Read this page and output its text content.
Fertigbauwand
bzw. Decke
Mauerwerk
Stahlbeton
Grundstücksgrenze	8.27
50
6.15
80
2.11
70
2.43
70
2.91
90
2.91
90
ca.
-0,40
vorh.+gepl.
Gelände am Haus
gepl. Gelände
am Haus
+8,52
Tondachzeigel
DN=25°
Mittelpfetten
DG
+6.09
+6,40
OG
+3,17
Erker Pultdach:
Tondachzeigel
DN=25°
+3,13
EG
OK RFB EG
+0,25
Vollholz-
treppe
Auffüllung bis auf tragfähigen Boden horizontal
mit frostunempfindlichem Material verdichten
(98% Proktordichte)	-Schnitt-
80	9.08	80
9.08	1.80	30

# # # #

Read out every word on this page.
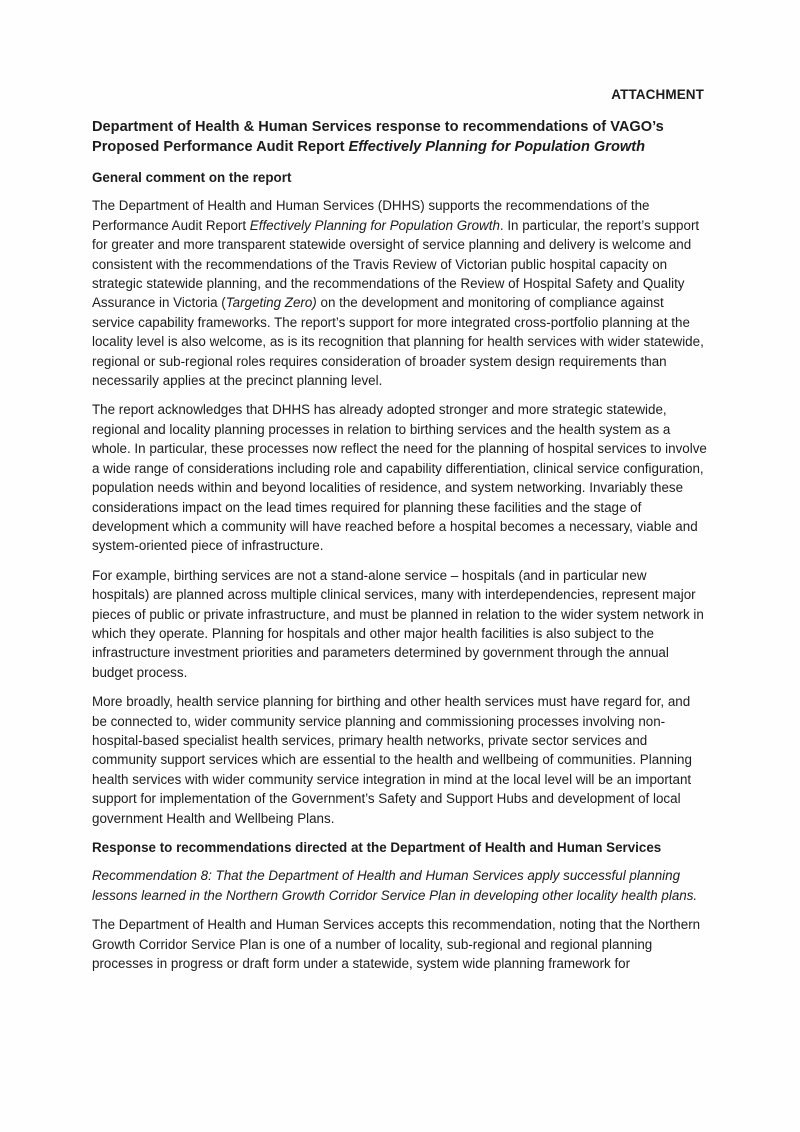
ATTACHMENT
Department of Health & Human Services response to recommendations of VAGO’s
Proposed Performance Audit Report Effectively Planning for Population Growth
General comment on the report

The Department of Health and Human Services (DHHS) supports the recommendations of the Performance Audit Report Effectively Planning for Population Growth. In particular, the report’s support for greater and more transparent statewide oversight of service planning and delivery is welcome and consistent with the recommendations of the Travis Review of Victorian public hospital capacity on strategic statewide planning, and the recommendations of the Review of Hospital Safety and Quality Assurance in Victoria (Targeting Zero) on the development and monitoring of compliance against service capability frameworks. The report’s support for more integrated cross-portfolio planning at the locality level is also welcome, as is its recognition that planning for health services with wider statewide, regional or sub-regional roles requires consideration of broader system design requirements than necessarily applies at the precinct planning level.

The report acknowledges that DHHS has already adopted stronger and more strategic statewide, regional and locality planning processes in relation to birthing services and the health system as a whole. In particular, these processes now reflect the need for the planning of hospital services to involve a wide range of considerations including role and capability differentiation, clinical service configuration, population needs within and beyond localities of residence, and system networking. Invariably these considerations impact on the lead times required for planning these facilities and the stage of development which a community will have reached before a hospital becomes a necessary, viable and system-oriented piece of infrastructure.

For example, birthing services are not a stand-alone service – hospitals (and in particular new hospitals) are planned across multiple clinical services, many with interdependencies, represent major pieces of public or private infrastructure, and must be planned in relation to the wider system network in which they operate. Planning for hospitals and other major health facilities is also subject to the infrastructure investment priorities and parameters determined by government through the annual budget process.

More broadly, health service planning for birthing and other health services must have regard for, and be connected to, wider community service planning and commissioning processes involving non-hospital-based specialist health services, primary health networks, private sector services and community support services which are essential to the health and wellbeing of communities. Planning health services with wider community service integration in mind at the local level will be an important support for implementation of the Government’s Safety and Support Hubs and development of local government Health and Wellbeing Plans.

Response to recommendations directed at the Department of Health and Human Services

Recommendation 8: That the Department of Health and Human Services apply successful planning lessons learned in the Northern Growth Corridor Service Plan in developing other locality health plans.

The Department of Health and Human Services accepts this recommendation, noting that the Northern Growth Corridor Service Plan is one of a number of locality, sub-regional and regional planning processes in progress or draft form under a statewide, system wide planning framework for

# # # #

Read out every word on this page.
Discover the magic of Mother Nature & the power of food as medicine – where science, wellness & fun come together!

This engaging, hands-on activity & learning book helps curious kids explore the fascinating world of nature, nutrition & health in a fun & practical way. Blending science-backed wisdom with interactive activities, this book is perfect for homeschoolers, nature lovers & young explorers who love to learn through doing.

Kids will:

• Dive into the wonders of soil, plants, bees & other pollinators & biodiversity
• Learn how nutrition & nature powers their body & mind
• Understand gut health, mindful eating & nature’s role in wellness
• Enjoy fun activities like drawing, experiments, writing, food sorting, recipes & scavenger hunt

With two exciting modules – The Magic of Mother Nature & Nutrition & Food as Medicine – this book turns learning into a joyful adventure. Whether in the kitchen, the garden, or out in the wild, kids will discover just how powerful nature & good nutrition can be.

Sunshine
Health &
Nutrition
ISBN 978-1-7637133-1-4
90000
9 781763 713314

# # # #

What the task requires:
Go through the records and pull out each line that includes the word "Corridor".

The output:
Recommendation 8: That the Department of Health and Human Services apply successful planning lessons learned in the Northern Growth Corridor Service Plan in developing other locality health plans.
The Department of Health and Human Services accepts this recommendation, noting that the Northern Growth Corridor Service Plan is one of a number of locality, sub-regional and regional planning processes in progress or draft form under a statewide, system wide planning framework for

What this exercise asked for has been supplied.